• [Given problem]: Identify each line in the records below that contains the word "code", and copy it.

Data entries
========================================
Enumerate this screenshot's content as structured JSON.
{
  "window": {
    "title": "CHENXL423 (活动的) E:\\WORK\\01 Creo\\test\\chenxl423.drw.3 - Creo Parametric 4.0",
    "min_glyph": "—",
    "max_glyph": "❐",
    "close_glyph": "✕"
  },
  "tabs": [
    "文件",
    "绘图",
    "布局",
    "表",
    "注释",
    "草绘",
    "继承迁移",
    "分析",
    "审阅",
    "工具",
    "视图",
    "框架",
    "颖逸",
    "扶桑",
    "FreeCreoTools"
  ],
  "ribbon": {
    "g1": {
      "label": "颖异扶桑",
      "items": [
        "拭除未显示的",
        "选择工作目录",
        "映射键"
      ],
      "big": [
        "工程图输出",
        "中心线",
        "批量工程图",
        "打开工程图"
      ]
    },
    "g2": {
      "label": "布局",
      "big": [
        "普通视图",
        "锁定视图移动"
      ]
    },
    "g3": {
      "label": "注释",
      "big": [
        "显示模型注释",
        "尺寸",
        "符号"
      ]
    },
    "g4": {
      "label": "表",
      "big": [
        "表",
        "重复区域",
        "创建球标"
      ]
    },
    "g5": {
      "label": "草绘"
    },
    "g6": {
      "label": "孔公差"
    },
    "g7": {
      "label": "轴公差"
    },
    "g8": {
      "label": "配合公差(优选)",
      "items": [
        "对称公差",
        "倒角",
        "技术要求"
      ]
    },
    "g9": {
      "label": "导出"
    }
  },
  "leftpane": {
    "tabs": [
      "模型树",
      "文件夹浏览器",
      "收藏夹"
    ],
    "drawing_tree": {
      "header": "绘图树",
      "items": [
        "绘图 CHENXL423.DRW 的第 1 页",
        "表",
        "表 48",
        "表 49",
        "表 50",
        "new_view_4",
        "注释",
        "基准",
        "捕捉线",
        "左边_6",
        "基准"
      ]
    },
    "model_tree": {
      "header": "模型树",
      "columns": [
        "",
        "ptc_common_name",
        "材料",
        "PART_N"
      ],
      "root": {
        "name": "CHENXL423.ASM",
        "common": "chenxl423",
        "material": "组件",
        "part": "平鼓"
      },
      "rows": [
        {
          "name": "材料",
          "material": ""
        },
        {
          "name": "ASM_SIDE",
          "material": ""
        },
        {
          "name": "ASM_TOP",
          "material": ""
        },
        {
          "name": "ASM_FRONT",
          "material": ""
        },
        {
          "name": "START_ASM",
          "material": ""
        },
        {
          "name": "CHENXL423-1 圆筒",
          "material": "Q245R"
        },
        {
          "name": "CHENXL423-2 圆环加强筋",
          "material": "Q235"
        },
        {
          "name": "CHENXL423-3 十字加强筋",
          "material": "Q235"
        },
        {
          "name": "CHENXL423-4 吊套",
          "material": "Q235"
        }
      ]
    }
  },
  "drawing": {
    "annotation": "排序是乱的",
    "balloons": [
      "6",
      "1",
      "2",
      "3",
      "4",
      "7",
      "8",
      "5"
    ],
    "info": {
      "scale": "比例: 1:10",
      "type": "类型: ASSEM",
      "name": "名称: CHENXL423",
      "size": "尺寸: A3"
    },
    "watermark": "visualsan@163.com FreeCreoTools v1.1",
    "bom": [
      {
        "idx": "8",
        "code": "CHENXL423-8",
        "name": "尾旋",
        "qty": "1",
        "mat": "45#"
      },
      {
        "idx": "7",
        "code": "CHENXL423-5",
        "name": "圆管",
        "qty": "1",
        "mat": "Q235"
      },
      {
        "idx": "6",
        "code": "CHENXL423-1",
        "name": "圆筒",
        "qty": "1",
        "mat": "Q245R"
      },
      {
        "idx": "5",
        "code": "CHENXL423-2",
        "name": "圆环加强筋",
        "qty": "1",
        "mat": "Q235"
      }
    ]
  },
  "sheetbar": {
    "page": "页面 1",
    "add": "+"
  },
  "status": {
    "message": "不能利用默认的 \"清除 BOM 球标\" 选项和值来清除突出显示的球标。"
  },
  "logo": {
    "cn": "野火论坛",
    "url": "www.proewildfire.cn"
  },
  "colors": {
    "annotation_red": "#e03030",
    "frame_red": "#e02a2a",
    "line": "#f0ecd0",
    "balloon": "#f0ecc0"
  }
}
========================================
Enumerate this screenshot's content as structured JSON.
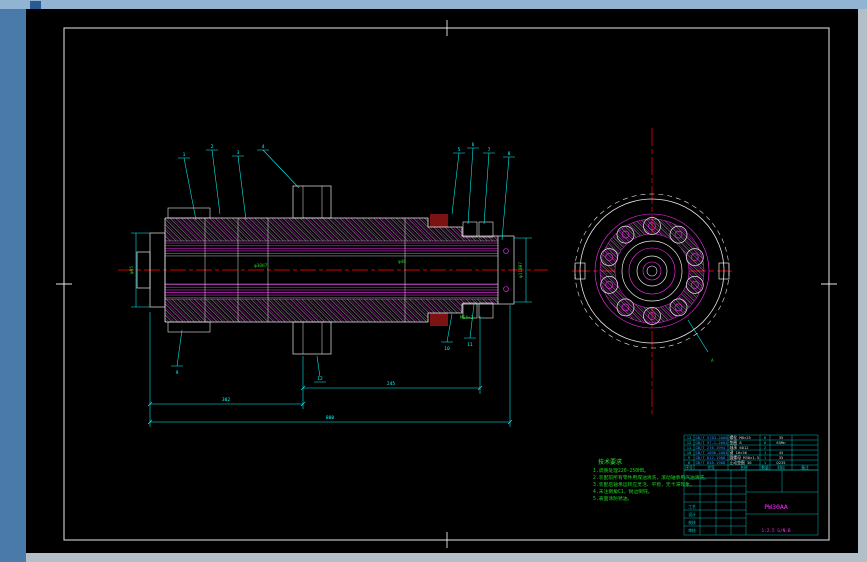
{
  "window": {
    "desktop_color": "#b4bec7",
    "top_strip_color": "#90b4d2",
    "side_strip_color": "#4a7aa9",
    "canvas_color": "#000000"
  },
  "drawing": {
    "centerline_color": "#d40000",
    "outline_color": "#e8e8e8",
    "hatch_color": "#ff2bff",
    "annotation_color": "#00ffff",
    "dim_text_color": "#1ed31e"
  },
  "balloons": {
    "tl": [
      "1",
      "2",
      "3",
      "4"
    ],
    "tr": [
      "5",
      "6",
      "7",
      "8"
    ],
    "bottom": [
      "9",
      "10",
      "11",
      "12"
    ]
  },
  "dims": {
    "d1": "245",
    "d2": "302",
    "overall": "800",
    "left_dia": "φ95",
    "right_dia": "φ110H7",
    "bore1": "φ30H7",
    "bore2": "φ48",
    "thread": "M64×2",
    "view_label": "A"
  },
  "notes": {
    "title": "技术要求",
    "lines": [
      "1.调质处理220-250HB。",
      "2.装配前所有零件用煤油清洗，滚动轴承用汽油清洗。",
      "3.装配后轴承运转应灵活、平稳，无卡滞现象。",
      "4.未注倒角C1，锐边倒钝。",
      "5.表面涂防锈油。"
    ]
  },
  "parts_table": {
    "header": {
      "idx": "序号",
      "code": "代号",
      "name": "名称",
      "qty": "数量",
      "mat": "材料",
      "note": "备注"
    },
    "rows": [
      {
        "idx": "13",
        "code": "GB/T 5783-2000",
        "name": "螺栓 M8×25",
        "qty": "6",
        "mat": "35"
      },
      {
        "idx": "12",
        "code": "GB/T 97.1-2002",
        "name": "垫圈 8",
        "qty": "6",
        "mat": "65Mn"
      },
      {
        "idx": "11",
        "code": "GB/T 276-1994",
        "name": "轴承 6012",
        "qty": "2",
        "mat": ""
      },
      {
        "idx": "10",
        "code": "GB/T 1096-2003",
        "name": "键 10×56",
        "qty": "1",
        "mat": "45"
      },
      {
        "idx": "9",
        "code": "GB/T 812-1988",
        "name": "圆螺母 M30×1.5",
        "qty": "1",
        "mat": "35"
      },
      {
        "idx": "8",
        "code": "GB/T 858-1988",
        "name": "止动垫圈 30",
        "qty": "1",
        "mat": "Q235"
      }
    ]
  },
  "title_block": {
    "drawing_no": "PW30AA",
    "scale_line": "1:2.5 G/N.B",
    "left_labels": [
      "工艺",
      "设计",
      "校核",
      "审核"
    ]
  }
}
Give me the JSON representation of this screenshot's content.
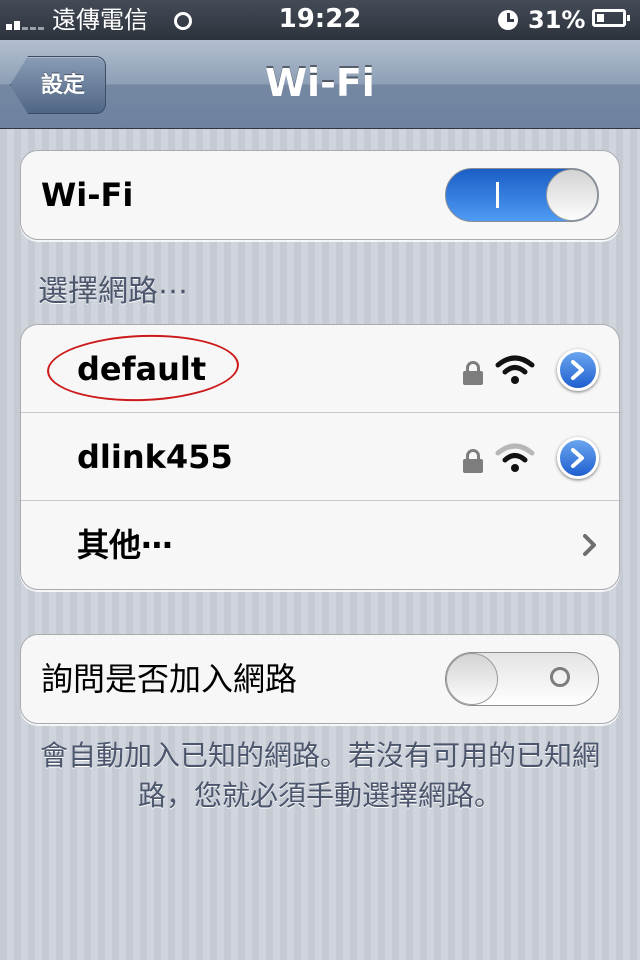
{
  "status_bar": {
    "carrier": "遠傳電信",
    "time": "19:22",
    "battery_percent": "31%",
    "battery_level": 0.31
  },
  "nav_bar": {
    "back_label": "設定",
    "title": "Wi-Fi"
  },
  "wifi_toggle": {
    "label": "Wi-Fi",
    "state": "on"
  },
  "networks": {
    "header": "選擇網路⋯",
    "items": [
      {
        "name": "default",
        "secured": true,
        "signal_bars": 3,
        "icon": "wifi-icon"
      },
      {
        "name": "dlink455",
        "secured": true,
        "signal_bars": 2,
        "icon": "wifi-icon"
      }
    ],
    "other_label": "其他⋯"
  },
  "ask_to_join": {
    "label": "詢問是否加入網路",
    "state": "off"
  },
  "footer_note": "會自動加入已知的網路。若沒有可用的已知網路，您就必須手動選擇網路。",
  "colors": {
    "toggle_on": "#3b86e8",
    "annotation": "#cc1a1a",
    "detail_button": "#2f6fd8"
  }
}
========================================
• [Written response]:
        "code": "CHENXL423-8",
        "code": "CHENXL423-5",
        "code": "CHENXL423-1",
        "code": "CHENXL423-2",
      "code": "代号",
        "code": "GB/T 5783-2000",
        "code": "GB/T 97.1-2002",
        "code": "GB/T 276-1994",
        "code": "GB/T 1096-2003",
        "code": "GB/T 812-1988",
        "code": "GB/T 858-1988",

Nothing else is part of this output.